**WHAT YOU NEED TO DO**: Work through the entries below and report how many lines include "progress". The number alone is the answer.

**ENTRIES SHOWN**:
•••

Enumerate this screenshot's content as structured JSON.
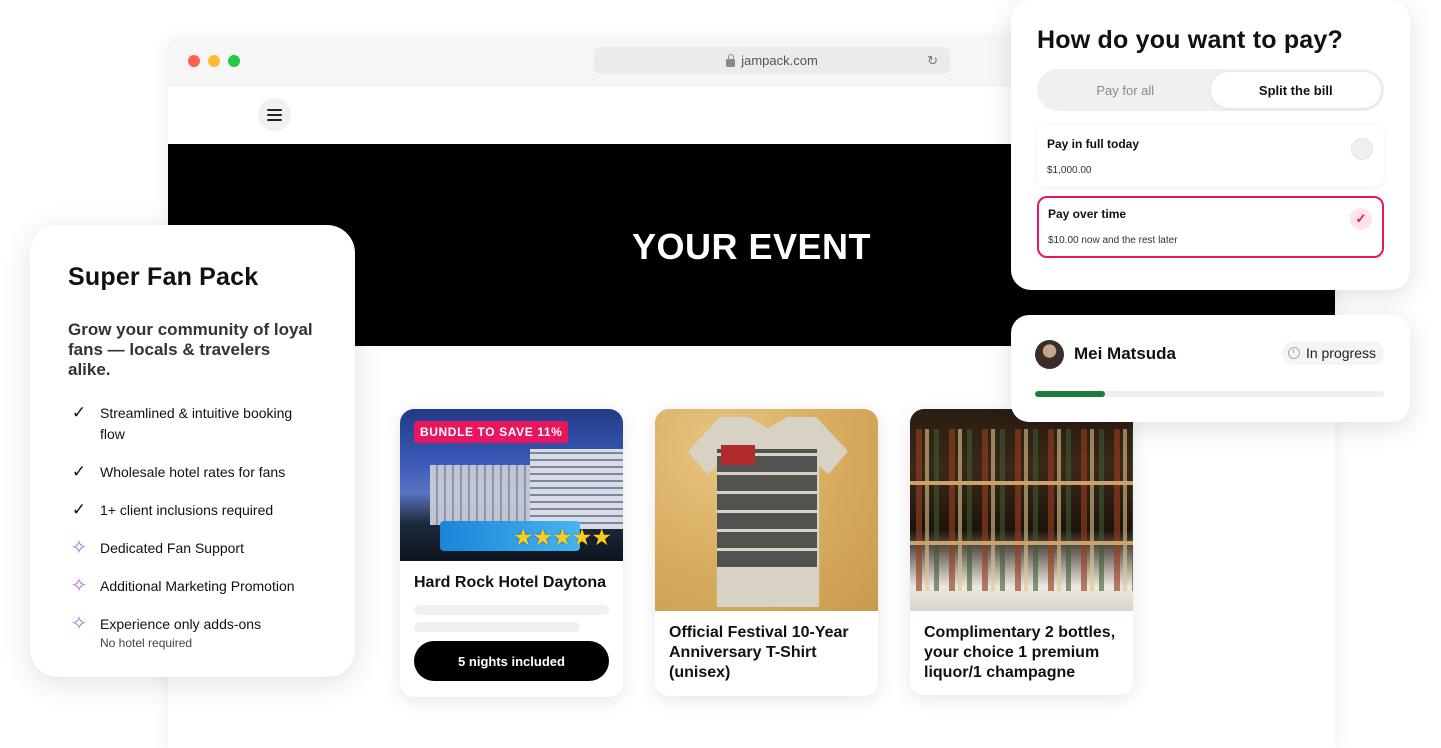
{
  "browser": {
    "url": "jampack.com"
  },
  "hero": {
    "title": "YOUR EVENT"
  },
  "cards": [
    {
      "title": "Hard Rock Hotel Daytona",
      "badge": "BUNDLE TO SAVE 11%",
      "stars": "★★★★★",
      "rating": 5,
      "button": "5 nights included"
    },
    {
      "title": "Official Festival 10-Year Anniversary T-Shirt (unisex)"
    },
    {
      "title": "Complimentary 2 bottles, your choice 1 premium liquor/1 champagne"
    }
  ],
  "fan_pack": {
    "title": "Super Fan Pack",
    "subtitle": "Grow your community of loyal fans — locals & travelers alike.",
    "features": [
      {
        "icon": "check-icon",
        "label": "Streamlined & intuitive booking flow"
      },
      {
        "icon": "check-icon",
        "label": "Wholesale hotel rates for fans"
      },
      {
        "icon": "check-icon",
        "label": "1+ client inclusions required"
      },
      {
        "icon": "sparkle-icon",
        "label": "Dedicated Fan Support"
      },
      {
        "icon": "sparkle-icon",
        "label": "Additional Marketing Promotion"
      },
      {
        "icon": "sparkle-icon",
        "label": "Experience only adds-ons",
        "note": "No hotel required"
      }
    ]
  },
  "payment": {
    "title": "How do you want to pay?",
    "tabs": [
      {
        "label": "Pay for all",
        "active": false
      },
      {
        "label": "Split the bill",
        "active": true
      }
    ],
    "options": [
      {
        "label": "Pay in full today",
        "detail": "$1,000.00",
        "selected": false
      },
      {
        "label": "Pay over time",
        "detail": "$10.00 now and the rest later",
        "selected": true
      }
    ]
  },
  "progress": {
    "user_name": "Mei Matsuda",
    "status": "In progress",
    "fraction": 0.2
  },
  "colors": {
    "accent": "#e8175d",
    "progress": "#19803a",
    "stars": "#ffcc1a",
    "sparkle": "#b573d6"
  }
}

•••

**RESPONSE**: 3